INFORMATION GIVEN:
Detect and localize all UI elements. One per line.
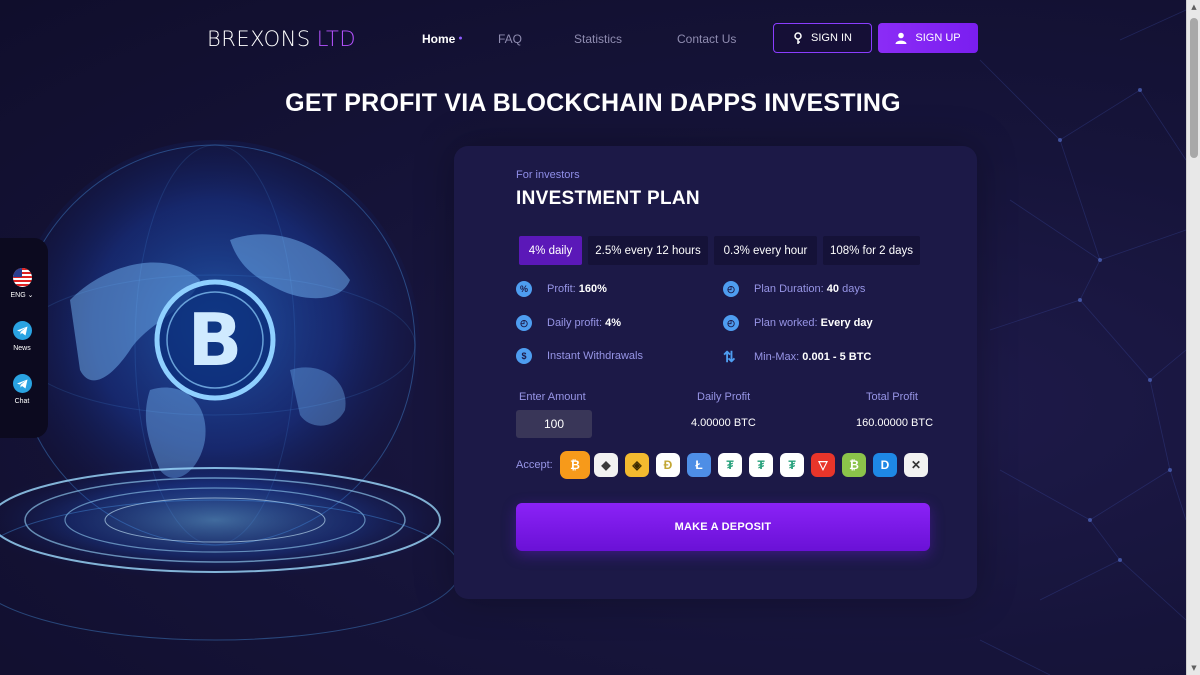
clock-icon: ◴ — [516, 315, 532, 331]
withdrawals-label: Instant Withdrawals — [547, 350, 643, 362]
bitcoin-cash-icon[interactable]: ₿ — [842, 453, 866, 477]
litecoin-icon[interactable]: Ł — [687, 453, 711, 477]
sign-in-label: SIGN IN — [811, 32, 852, 44]
scroll-up-icon[interactable]: ▲ — [1187, 0, 1200, 14]
dollar-icon: $ — [516, 348, 532, 364]
svg-text:B: B — [188, 298, 243, 382]
arrows-updown-icon: ⇅ — [723, 349, 736, 366]
telegram-icon — [12, 374, 32, 393]
news-label: News — [13, 345, 31, 352]
nav-home[interactable]: Home ● — [422, 32, 463, 46]
ripple-icon[interactable]: ✕ — [904, 453, 928, 477]
language-selector[interactable]: ENG ⌄ — [0, 268, 44, 299]
plan-worked-value: Every day — [820, 317, 873, 329]
chevron-down-icon: ⌄ — [25, 292, 34, 299]
min-max-value: 0.001 - 5 BTC — [802, 351, 872, 363]
sign-up-label: SIGN UP — [915, 32, 961, 44]
binance-icon[interactable]: ◈ — [625, 453, 649, 477]
daily-profit-calc-value: 4.00000 BTC — [691, 417, 756, 429]
brand-logo[interactable]: BREXONS LTD — [207, 27, 356, 51]
card-title: INVESTMENT PLAN — [516, 188, 700, 209]
sign-up-button[interactable]: SIGN UP — [878, 23, 978, 53]
accept-label: Accept: — [516, 459, 553, 471]
nav-home-label: Home — [422, 32, 456, 46]
feature-daily-profit: ◴ Daily profit: 4% — [516, 315, 621, 331]
duration-unit: days — [842, 283, 866, 295]
ethereum-icon[interactable]: ◆ — [594, 453, 618, 477]
user-icon — [895, 32, 907, 44]
tron-icon[interactable]: ▽ — [811, 453, 835, 477]
feature-min-max: ⇅ Min-Max: 0.001 - 5 BTC — [723, 348, 871, 366]
amount-input[interactable]: 100 — [516, 410, 592, 438]
duration-label: Plan Duration: — [754, 283, 824, 295]
brand-name: BREXONS — [207, 27, 311, 51]
chat-label: Chat — [14, 398, 30, 405]
tab-0-3-every-hour[interactable]: 0.3% every hour — [714, 236, 817, 265]
feature-plan-worked: ◴ Plan worked: Every day — [723, 315, 873, 331]
tab-4-daily[interactable]: 4% daily — [519, 236, 582, 265]
tab-108-for-2-days[interactable]: 108% for 2 days — [823, 236, 920, 265]
news-link[interactable]: News — [0, 321, 44, 352]
tether-icon[interactable]: ₮ — [718, 453, 742, 477]
active-dot-icon: ● — [458, 35, 463, 42]
tether-icon[interactable]: ₮ — [780, 453, 804, 477]
nav-contact[interactable]: Contact Us — [677, 32, 736, 46]
dogecoin-icon[interactable]: Ð — [656, 453, 680, 477]
nav-statistics[interactable]: Statistics — [574, 32, 622, 46]
total-profit-calc-value: 160.00000 BTC — [856, 417, 934, 429]
nav-faq[interactable]: FAQ — [498, 32, 522, 46]
floating-sidebar: ENG ⌄ News Chat — [0, 238, 48, 438]
hero-headline: GET PROFIT VIA BLOCKCHAIN DAPPS INVESTIN… — [285, 89, 901, 117]
daily-profit-label: Daily profit: — [547, 317, 603, 329]
clock-icon: ◴ — [723, 281, 739, 297]
feature-withdrawals: $ Instant Withdrawals — [516, 348, 643, 364]
telegram-icon — [12, 321, 32, 340]
percent-icon: % — [516, 281, 532, 297]
profit-label: Profit: — [547, 283, 576, 295]
plan-worked-label: Plan worked: — [754, 317, 818, 329]
key-icon — [794, 31, 802, 44]
clock-icon: ◴ — [723, 315, 739, 331]
tab-2-5-every-12-hours[interactable]: 2.5% every 12 hours — [588, 236, 708, 265]
daily-profit-value: 4% — [605, 317, 621, 329]
make-deposit-button[interactable]: MAKE A DEPOSIT — [516, 503, 930, 551]
tether-icon[interactable]: ₮ — [749, 453, 773, 477]
feature-duration: ◴ Plan Duration: 40 days — [723, 281, 865, 297]
us-flag-icon — [12, 268, 32, 287]
card-subtitle: For investors — [516, 169, 580, 181]
feature-profit: % Profit: 160% — [516, 281, 607, 297]
duration-value: 40 — [826, 283, 840, 295]
daily-profit-calc-label: Daily Profit — [697, 391, 751, 403]
brand-suffix: LTD — [316, 27, 357, 51]
total-profit-calc-label: Total Profit — [866, 391, 918, 403]
dash-icon[interactable]: D — [873, 453, 897, 477]
language-label: ENG — [10, 292, 26, 299]
amount-label: Enter Amount — [519, 391, 586, 403]
sign-in-button[interactable]: SIGN IN — [773, 23, 872, 53]
scrollbar-thumb[interactable] — [1190, 18, 1198, 158]
bitcoin-globe-illustration: B — [0, 140, 460, 641]
page-scrollbar[interactable]: ▲ ▼ — [1186, 0, 1200, 675]
profit-value: 160% — [578, 283, 607, 295]
chat-link[interactable]: Chat — [0, 374, 44, 405]
bitcoin-icon[interactable]: ₿ — [560, 451, 590, 479]
scroll-down-icon[interactable]: ▼ — [1187, 661, 1200, 675]
min-max-label: Min-Max: — [754, 351, 800, 363]
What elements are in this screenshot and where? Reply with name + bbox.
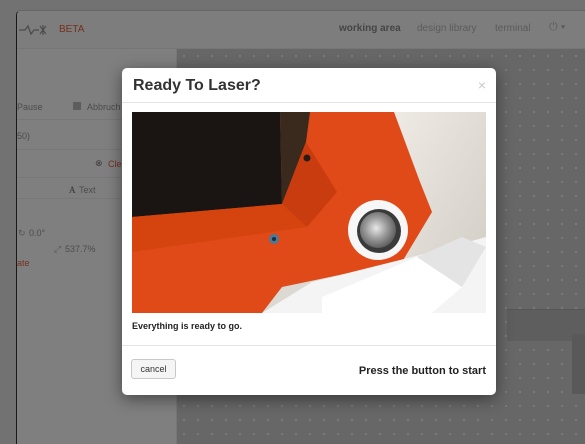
ready-to-laser-dialog: Ready To Laser? × Everything is ready to… [122,68,496,395]
divider [122,345,496,346]
divider [122,102,496,103]
laser-button-photo [132,112,486,313]
press-button-instruction: Press the button to start [358,365,486,377]
close-icon[interactable]: × [478,78,486,92]
status-message: Everything is ready to go. [132,321,243,331]
dialog-title: Ready To Laser? [133,77,261,94]
cancel-button[interactable]: cancel [131,359,176,379]
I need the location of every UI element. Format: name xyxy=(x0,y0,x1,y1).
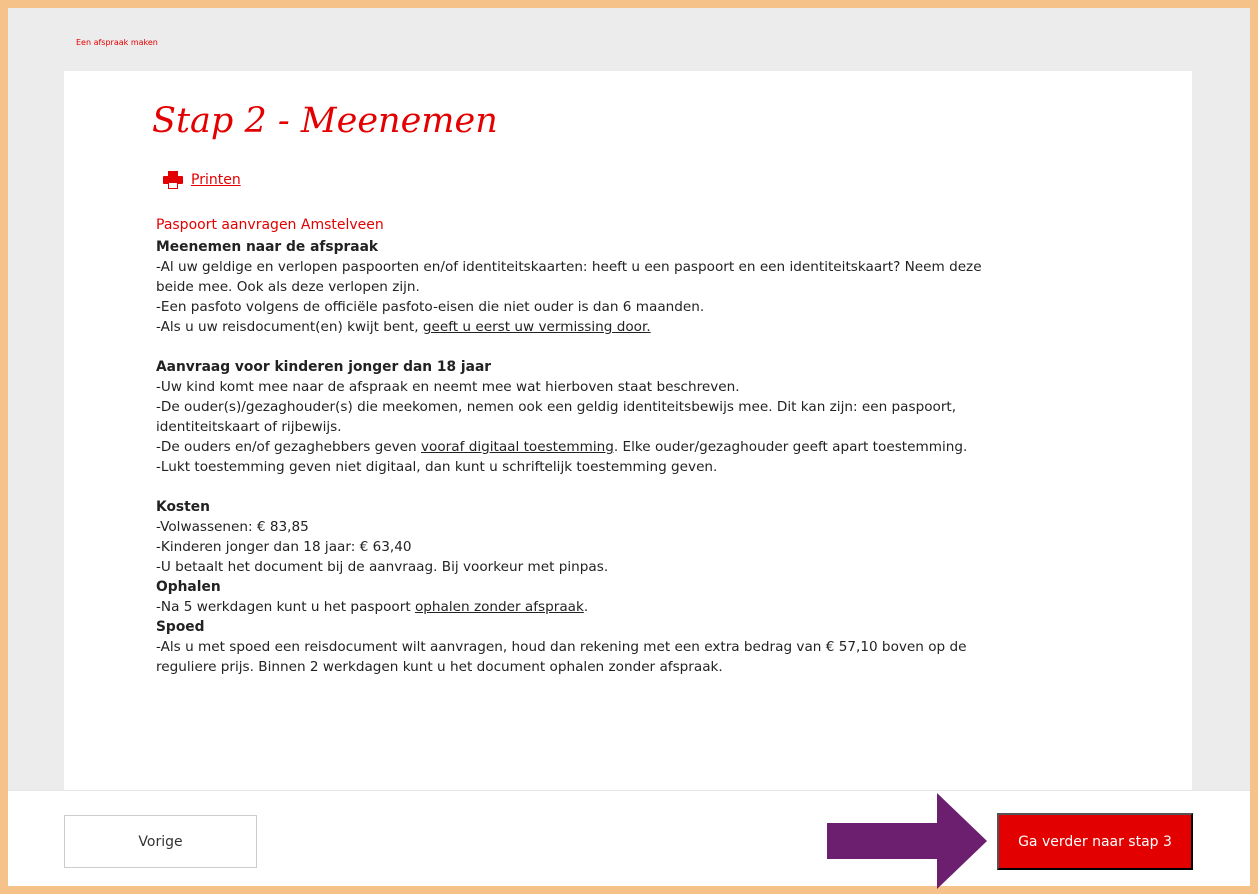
section-heading-urgent: Spoed xyxy=(156,619,205,635)
text-line: identiteitskaart of rijbewijs. xyxy=(156,419,342,435)
text-line: -De ouders en/of gezaghebbers geven voor… xyxy=(156,437,1156,457)
text-line: -Uw kind komt mee naar de afspraak en ne… xyxy=(156,379,740,395)
text-line: beide mee. Ook als deze verlopen zijn. xyxy=(156,279,420,295)
report-loss-link[interactable]: geeft u eerst uw vermissing door. xyxy=(423,319,651,335)
printer-icon[interactable] xyxy=(163,171,183,189)
content-card: Stap 2 - Meenemen Printen Paspoort aanvr… xyxy=(64,71,1192,797)
next-step-button[interactable]: Ga verder naar stap 3 xyxy=(997,813,1193,870)
previous-button[interactable]: Vorige xyxy=(64,815,257,868)
breadcrumb[interactable]: Een afspraak maken xyxy=(76,38,158,47)
text-segment: . Elke ouder/gezaghouder geeft apart toe… xyxy=(613,439,968,455)
main-content: Paspoort aanvragen Amstelveen Meenemen n… xyxy=(156,215,1156,677)
text-segment: -Als u uw reisdocument(en) kwijt bent, xyxy=(156,319,423,335)
text-line: reguliere prijs. Binnen 2 werkdagen kunt… xyxy=(156,659,723,675)
print-link[interactable]: Printen xyxy=(191,172,241,188)
text-line: -Lukt toestemming geven niet digitaal, d… xyxy=(156,459,718,475)
section-heading-pickup: Ophalen xyxy=(156,579,221,595)
text-segment: . xyxy=(583,599,589,615)
footer-bar: Vorige Ga verder naar stap 3 xyxy=(8,790,1250,886)
text-segment: -De ouders en/of gezaghebbers geven xyxy=(156,439,421,455)
section-heading-costs: Kosten xyxy=(156,499,210,515)
text-segment: -Na 5 werkdagen kunt u het paspoort xyxy=(156,599,415,615)
pickup-no-appointment-link[interactable]: ophalen zonder afspraak xyxy=(415,599,584,615)
text-line: -De ouder(s)/gezaghouder(s) die meekomen… xyxy=(156,399,957,415)
section-heading-bring: Meenemen naar de afspraak xyxy=(156,239,379,255)
text-line: -Als u met spoed een reisdocument wilt a… xyxy=(156,639,967,655)
text-line: -Al uw geldige en verlopen paspoorten en… xyxy=(156,259,982,275)
text-line: -Volwassenen: € 83,85 xyxy=(156,519,309,535)
page-subtitle: Paspoort aanvragen Amstelveen xyxy=(156,217,384,233)
page-title: Stap 2 - Meenemen xyxy=(152,101,498,141)
text-line: -Kinderen jonger dan 18 jaar: € 63,40 xyxy=(156,539,412,555)
text-line: -Als u uw reisdocument(en) kwijt bent, g… xyxy=(156,317,1156,337)
section-heading-children: Aanvraag voor kinderen jonger dan 18 jaa… xyxy=(156,359,492,375)
print-action[interactable]: Printen xyxy=(163,171,241,189)
arrow-right-icon xyxy=(827,793,987,889)
app-frame: Een afspraak maken Stap 2 - Meenemen Pri… xyxy=(8,8,1250,886)
text-line: -Na 5 werkdagen kunt u het paspoort opha… xyxy=(156,597,1156,617)
digital-consent-link[interactable]: vooraf digitaal toestemming xyxy=(421,439,614,455)
text-line: -U betaalt het document bij de aanvraag.… xyxy=(156,559,609,575)
text-line: -Een pasfoto volgens de officiële pasfot… xyxy=(156,299,705,315)
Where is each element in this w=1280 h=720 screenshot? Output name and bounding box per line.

PROBLEM TO SOLVE: Pick out every line in the items that contains the word "werkdagen", and copy each one. Case counts.

EXERCISE SOLUTION:
text-line: reguliere prijs. Binnen 2 werkdagen kunt… xyxy=(156,659,723,675)
text-segment: -Na 5 werkdagen kunt u het paspoort xyxy=(156,599,415,615)
text-line: -Na 5 werkdagen kunt u het paspoort opha… xyxy=(156,597,1156,617)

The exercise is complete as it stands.